#### [Short exercise]
Render every line of the items below as a Markdown table with the columns Row and Line. Number each row and leave out blank lines.

** Start of Dataset **

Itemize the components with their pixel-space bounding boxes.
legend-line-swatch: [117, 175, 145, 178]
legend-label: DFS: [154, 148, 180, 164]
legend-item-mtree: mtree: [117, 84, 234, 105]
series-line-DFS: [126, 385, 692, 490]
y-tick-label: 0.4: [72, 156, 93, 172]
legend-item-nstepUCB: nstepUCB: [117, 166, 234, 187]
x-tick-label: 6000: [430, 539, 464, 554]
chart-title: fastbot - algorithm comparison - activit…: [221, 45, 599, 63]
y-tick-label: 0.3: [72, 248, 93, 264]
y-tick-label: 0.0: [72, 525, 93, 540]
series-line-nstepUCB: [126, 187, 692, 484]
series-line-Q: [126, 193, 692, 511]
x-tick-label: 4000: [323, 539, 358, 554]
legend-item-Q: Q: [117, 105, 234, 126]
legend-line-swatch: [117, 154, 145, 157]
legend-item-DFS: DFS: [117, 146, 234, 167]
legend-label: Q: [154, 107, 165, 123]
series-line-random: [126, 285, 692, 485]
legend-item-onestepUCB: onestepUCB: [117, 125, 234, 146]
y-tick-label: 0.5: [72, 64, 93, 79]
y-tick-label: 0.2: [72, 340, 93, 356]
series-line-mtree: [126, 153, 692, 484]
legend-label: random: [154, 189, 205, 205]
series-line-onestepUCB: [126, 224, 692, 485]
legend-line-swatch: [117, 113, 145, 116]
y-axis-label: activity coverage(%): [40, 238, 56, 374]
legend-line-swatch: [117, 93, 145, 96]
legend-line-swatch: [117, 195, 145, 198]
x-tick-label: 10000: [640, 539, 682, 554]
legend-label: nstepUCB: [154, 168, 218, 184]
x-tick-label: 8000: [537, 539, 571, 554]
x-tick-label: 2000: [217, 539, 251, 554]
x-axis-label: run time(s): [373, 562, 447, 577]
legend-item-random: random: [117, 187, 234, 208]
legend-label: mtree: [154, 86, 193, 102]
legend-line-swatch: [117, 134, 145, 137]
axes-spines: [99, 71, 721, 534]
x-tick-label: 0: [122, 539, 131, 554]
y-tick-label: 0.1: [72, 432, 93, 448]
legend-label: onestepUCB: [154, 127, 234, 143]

** End of Dataset **

#### [Exercise result]
| Row | Line |
|---|---|
| 1 | Itemize the components with their pixel-space bounding boxes. |
| 2 | legend-line-swatch: [117, 175, 145, 178] |
| 3 | legend-label: DFS: [154, 148, 180, 164] |
| 4 | legend-item-mtree: mtree: [117, 84, 234, 105] |
| 5 | series-line-DFS: [126, 385, 692, 490] |
| 6 | y-tick-label: 0.4: [72, 156, 93, 172] |
| 7 | legend-item-nstepUCB: nstepUCB: [117, 166, 234, 187] |
| 8 | x-tick-label: 6000: [430, 539, 464, 554] |
| 9 | chart-title: fastbot - algorithm comparison - activit…: [221, 45, 599, 63] |
| 10 | y-tick-label: 0.3: [72, 248, 93, 264] |
| 11 | y-tick-label: 0.0: [72, 525, 93, 540] |
| 12 | series-line-nstepUCB: [126, 187, 692, 484] |
| 13 | series-line-Q: [126, 193, 692, 511] |
| 14 | x-tick-label: 4000: [323, 539, 358, 554] |
| 15 | legend-item-Q: Q: [117, 105, 234, 126] |
| 16 | legend-line-swatch: [117, 154, 145, 157] |
| 17 | legend-item-DFS: DFS: [117, 146, 234, 167] |
| 18 | legend-label: Q: [154, 107, 165, 123] |
| 19 | series-line-random: [126, 285, 692, 485] |
| 20 | legend-item-onestepUCB: onestepUCB: [117, 125, 234, 146] |
| 21 | y-tick-label: 0.5: [72, 64, 93, 79] |
| 22 | y-tick-label: 0.2: [72, 340, 93, 356] |
| 23 | series-line-mtree: [126, 153, 692, 484] |
| 24 | legend-label: random: [154, 189, 205, 205] |
| 25 | series-line-onestepUCB: [126, 224, 692, 485] |
| 26 | legend-line-swatch: [117, 113, 145, 116] |
| 27 | y-axis-label: activity coverage(%): [40, 238, 56, 374] |
| 28 | legend-line-swatch: [117, 93, 145, 96] |
| 29 | legend-line-swatch: [117, 195, 145, 198] |
| 30 | x-tick-label: 10000: [640, 539, 682, 554] |
| 31 | legend-label: nstepUCB: [154, 168, 218, 184] |
| 32 | x-tick-label: 8000: [537, 539, 571, 554] |
| 33 | x-tick-label: 2000: [217, 539, 251, 554] |
| 34 | x-axis-label: run time(s): [373, 562, 447, 577] |
| 35 | legend-item-random: random: [117, 187, 234, 208] |
| 36 | legend-label: mtree: [154, 86, 193, 102] |
| 37 | legend-line-swatch: [117, 134, 145, 137] |
| 38 | axes-spines: [99, 71, 721, 534] |
| 39 | x-tick-label: 0: [122, 539, 131, 554] |
| 40 | y-tick-label: 0.1: [72, 432, 93, 448] |
| 41 | legend-label: onestepUCB: [154, 127, 234, 143] |